YOUR OBJECTIVE:
Leave out the pictures and repeat every record exactly.

--- MATERIAL TO PROCESS ---

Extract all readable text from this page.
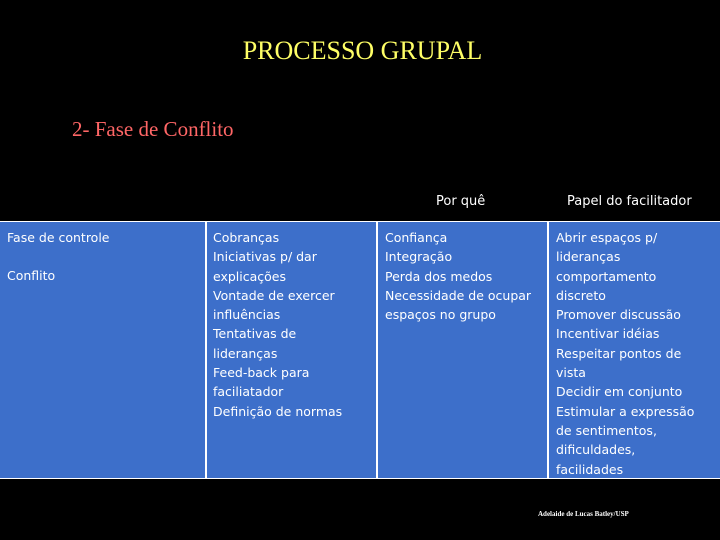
PROCESSO GRUPAL
2- Fase de Conflito
Por quê	Papel do facilitador
Fase de controle
Conflito
Cobranças
Iniciativas p/ dar
explicações
Vontade de exercer
influências
Tentativas de
lideranças
Feed-back para
faciliatador
Definição de normas
Confiança
Integração
Perda dos medos
Necessidade de ocupar
espaços no grupo
Abrir espaços p/
lideranças
comportamento
discreto
Promover discussão
Incentivar idéias
Respeitar pontos de
vista
Decidir em conjunto
Estimular a expressão
de sentimentos,
dificuldades,
facilidades
Adelaide de Lucas Batley/USP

---

CORRECT OUTPUT:
Extract all readable text from this page.
PROCESSO GRUPAL
2- Fase de Conflito
Por quê	Papel do facilitador
Fase de controle
Conflito
Cobranças
Iniciativas p/ dar
explicações
Vontade de exercer
influências
Tentativas de
lideranças
Feed-back para
faciliatador
Definição de normas
Confiança
Integração
Perda dos medos
Necessidade de ocupar
espaços no grupo
Abrir espaços p/
lideranças
comportamento
discreto
Promover discussão
Incentivar idéias
Respeitar pontos de
vista
Decidir em conjunto
Estimular a expressão
de sentimentos,
dificuldades,
facilidades
Adelaide de Lucas Batley/USP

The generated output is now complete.